• **Objective**: Each record is to be transcribed exactly.

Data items
******
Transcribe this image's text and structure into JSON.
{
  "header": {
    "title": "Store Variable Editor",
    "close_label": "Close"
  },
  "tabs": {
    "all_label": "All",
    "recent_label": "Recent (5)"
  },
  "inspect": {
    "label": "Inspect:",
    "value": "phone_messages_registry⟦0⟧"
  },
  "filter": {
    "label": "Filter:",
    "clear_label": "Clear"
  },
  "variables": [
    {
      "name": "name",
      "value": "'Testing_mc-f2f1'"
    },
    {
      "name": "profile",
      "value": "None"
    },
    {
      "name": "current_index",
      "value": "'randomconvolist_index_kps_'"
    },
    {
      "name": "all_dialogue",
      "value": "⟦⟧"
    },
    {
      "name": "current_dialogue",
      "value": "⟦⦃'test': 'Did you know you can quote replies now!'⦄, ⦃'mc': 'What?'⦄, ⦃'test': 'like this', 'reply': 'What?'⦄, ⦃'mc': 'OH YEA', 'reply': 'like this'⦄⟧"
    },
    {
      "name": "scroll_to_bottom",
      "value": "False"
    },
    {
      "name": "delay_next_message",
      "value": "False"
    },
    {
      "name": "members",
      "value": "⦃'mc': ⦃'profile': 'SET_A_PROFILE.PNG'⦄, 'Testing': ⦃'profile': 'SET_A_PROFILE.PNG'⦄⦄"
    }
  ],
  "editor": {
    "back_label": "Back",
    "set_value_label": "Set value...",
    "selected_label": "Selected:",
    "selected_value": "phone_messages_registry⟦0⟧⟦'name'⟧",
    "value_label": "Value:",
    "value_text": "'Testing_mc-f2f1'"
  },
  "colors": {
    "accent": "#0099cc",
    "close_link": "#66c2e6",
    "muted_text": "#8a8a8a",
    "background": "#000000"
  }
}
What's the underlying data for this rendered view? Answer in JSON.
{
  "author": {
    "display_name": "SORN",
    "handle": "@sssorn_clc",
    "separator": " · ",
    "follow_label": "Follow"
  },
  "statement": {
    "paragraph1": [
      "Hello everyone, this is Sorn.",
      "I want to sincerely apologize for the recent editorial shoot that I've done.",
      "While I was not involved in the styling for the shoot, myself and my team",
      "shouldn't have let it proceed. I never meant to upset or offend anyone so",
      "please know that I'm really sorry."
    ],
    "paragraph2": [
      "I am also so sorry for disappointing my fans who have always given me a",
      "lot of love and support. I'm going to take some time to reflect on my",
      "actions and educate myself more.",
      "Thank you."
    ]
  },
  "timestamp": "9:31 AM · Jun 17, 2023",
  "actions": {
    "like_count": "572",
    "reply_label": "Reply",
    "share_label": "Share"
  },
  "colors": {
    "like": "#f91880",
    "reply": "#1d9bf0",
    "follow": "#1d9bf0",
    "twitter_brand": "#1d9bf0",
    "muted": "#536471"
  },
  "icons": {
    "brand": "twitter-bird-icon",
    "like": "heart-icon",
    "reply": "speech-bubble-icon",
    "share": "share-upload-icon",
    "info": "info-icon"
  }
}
******
• **Reply to the exercise**:
Transcribe this image's text and structure into JSON.
{
  "header": {
    "title": "Store Variable Editor",
    "close_label": "Close"
  },
  "tabs": {
    "all_label": "All",
    "recent_label": "Recent (5)"
  },
  "inspect": {
    "label": "Inspect:",
    "value": "phone_messages_registry⟦0⟧"
  },
  "filter": {
    "label": "Filter:",
    "clear_label": "Clear"
  },
  "variables": [
    {
      "name": "name",
      "value": "'Testing_mc-f2f1'"
    },
    {
      "name": "profile",
      "value": "None"
    },
    {
      "name": "current_index",
      "value": "'randomconvolist_index_kps_'"
    },
    {
      "name": "all_dialogue",
      "value": "⟦⟧"
    },
    {
      "name": "current_dialogue",
      "value": "⟦⦃'test': 'Did you know you can quote replies now!'⦄, ⦃'mc': 'What?'⦄, ⦃'test': 'like this', 'reply': 'What?'⦄, ⦃'mc': 'OH YEA', 'reply': 'like this'⦄⟧"
    },
    {
      "name": "scroll_to_bottom",
      "value": "False"
    },
    {
      "name": "delay_next_message",
      "value": "False"
    },
    {
      "name": "members",
      "value": "⦃'mc': ⦃'profile': 'SET_A_PROFILE.PNG'⦄, 'Testing': ⦃'profile': 'SET_A_PROFILE.PNG'⦄⦄"
    }
  ],
  "editor": {
    "back_label": "Back",
    "set_value_label": "Set value...",
    "selected_label": "Selected:",
    "selected_value": "phone_messages_registry⟦0⟧⟦'name'⟧",
    "value_label": "Value:",
    "value_text": "'Testing_mc-f2f1'"
  },
  "colors": {
    "accent": "#0099cc",
    "close_link": "#66c2e6",
    "muted_text": "#8a8a8a",
    "background": "#000000"
  }
}
What's the underlying data for this rendered view? Answer in JSON.
{
  "author": {
    "display_name": "SORN",
    "handle": "@sssorn_clc",
    "separator": " · ",
    "follow_label": "Follow"
  },
  "statement": {
    "paragraph1": [
      "Hello everyone, this is Sorn.",
      "I want to sincerely apologize for the recent editorial shoot that I've done.",
      "While I was not involved in the styling for the shoot, myself and my team",
      "shouldn't have let it proceed. I never meant to upset or offend anyone so",
      "please know that I'm really sorry."
    ],
    "paragraph2": [
      "I am also so sorry for disappointing my fans who have always given me a",
      "lot of love and support. I'm going to take some time to reflect on my",
      "actions and educate myself more.",
      "Thank you."
    ]
  },
  "timestamp": "9:31 AM · Jun 17, 2023",
  "actions": {
    "like_count": "572",
    "reply_label": "Reply",
    "share_label": "Share"
  },
  "colors": {
    "like": "#f91880",
    "reply": "#1d9bf0",
    "follow": "#1d9bf0",
    "twitter_brand": "#1d9bf0",
    "muted": "#536471"
  },
  "icons": {
    "brand": "twitter-bird-icon",
    "like": "heart-icon",
    "reply": "speech-bubble-icon",
    "share": "share-upload-icon",
    "info": "info-icon"
  }
}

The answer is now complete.